- Record excerpts -
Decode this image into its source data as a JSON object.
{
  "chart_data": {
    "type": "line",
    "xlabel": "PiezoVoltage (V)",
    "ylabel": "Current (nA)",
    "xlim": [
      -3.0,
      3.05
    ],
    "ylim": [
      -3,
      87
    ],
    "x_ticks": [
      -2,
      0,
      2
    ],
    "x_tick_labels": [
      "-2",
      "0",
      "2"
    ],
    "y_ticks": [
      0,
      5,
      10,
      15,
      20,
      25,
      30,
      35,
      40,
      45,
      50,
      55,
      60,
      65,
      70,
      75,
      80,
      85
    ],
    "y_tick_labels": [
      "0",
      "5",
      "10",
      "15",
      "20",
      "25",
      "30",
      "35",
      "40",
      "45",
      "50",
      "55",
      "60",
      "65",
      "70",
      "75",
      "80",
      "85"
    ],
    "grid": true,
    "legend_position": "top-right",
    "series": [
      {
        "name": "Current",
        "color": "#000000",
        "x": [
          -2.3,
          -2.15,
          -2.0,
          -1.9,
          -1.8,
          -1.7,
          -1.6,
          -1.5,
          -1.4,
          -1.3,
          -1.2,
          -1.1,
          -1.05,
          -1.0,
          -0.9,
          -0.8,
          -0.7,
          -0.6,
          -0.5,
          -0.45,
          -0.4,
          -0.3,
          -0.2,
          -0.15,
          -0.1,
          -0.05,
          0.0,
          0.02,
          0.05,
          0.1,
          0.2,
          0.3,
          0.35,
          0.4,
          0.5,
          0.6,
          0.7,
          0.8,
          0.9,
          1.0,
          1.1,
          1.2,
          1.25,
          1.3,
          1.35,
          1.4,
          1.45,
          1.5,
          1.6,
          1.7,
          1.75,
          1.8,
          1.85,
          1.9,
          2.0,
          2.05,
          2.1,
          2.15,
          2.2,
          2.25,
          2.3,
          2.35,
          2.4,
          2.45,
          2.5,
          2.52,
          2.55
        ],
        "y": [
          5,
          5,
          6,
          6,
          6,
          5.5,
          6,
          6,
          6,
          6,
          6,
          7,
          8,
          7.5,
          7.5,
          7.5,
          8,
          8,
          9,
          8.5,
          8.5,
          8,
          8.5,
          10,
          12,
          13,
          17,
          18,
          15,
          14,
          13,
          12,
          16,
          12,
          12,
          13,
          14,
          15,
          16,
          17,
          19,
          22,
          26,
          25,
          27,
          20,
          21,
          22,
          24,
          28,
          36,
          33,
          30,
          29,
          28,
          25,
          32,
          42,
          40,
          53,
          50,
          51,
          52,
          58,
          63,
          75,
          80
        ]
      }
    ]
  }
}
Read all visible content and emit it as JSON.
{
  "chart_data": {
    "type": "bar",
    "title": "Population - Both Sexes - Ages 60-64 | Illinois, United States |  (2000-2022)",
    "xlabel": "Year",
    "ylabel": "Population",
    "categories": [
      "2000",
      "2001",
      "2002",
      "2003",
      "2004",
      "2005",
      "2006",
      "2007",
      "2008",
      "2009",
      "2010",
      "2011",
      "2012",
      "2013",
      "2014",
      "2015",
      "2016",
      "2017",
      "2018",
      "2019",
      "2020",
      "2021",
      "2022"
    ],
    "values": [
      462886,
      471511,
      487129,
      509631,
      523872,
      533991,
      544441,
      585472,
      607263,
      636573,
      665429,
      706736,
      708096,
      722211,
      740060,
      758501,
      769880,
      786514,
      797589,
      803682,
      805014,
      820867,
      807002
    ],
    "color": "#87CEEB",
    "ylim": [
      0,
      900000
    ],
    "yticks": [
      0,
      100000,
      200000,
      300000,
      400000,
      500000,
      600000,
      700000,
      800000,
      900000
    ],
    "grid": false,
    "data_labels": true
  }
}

- Problem details -
Your task is to quote the listing above word for word.

- Solution for this task -
Decode this image into its source data as a JSON object.
{
  "chart_data": {
    "type": "line",
    "xlabel": "PiezoVoltage (V)",
    "ylabel": "Current (nA)",
    "xlim": [
      -3.0,
      3.05
    ],
    "ylim": [
      -3,
      87
    ],
    "x_ticks": [
      -2,
      0,
      2
    ],
    "x_tick_labels": [
      "-2",
      "0",
      "2"
    ],
    "y_ticks": [
      0,
      5,
      10,
      15,
      20,
      25,
      30,
      35,
      40,
      45,
      50,
      55,
      60,
      65,
      70,
      75,
      80,
      85
    ],
    "y_tick_labels": [
      "0",
      "5",
      "10",
      "15",
      "20",
      "25",
      "30",
      "35",
      "40",
      "45",
      "50",
      "55",
      "60",
      "65",
      "70",
      "75",
      "80",
      "85"
    ],
    "grid": true,
    "legend_position": "top-right",
    "series": [
      {
        "name": "Current",
        "color": "#000000",
        "x": [
          -2.3,
          -2.15,
          -2.0,
          -1.9,
          -1.8,
          -1.7,
          -1.6,
          -1.5,
          -1.4,
          -1.3,
          -1.2,
          -1.1,
          -1.05,
          -1.0,
          -0.9,
          -0.8,
          -0.7,
          -0.6,
          -0.5,
          -0.45,
          -0.4,
          -0.3,
          -0.2,
          -0.15,
          -0.1,
          -0.05,
          0.0,
          0.02,
          0.05,
          0.1,
          0.2,
          0.3,
          0.35,
          0.4,
          0.5,
          0.6,
          0.7,
          0.8,
          0.9,
          1.0,
          1.1,
          1.2,
          1.25,
          1.3,
          1.35,
          1.4,
          1.45,
          1.5,
          1.6,
          1.7,
          1.75,
          1.8,
          1.85,
          1.9,
          2.0,
          2.05,
          2.1,
          2.15,
          2.2,
          2.25,
          2.3,
          2.35,
          2.4,
          2.45,
          2.5,
          2.52,
          2.55
        ],
        "y": [
          5,
          5,
          6,
          6,
          6,
          5.5,
          6,
          6,
          6,
          6,
          6,
          7,
          8,
          7.5,
          7.5,
          7.5,
          8,
          8,
          9,
          8.5,
          8.5,
          8,
          8.5,
          10,
          12,
          13,
          17,
          18,
          15,
          14,
          13,
          12,
          16,
          12,
          12,
          13,
          14,
          15,
          16,
          17,
          19,
          22,
          26,
          25,
          27,
          20,
          21,
          22,
          24,
          28,
          36,
          33,
          30,
          29,
          28,
          25,
          32,
          42,
          40,
          53,
          50,
          51,
          52,
          58,
          63,
          75,
          80
        ]
      }
    ]
  }
}
Read all visible content and emit it as JSON.
{
  "chart_data": {
    "type": "bar",
    "title": "Population - Both Sexes - Ages 60-64 | Illinois, United States |  (2000-2022)",
    "xlabel": "Year",
    "ylabel": "Population",
    "categories": [
      "2000",
      "2001",
      "2002",
      "2003",
      "2004",
      "2005",
      "2006",
      "2007",
      "2008",
      "2009",
      "2010",
      "2011",
      "2012",
      "2013",
      "2014",
      "2015",
      "2016",
      "2017",
      "2018",
      "2019",
      "2020",
      "2021",
      "2022"
    ],
    "values": [
      462886,
      471511,
      487129,
      509631,
      523872,
      533991,
      544441,
      585472,
      607263,
      636573,
      665429,
      706736,
      708096,
      722211,
      740060,
      758501,
      769880,
      786514,
      797589,
      803682,
      805014,
      820867,
      807002
    ],
    "color": "#87CEEB",
    "ylim": [
      0,
      900000
    ],
    "yticks": [
      0,
      100000,
      200000,
      300000,
      400000,
      500000,
      600000,
      700000,
      800000,
      900000
    ],
    "grid": false,
    "data_labels": true
  }
}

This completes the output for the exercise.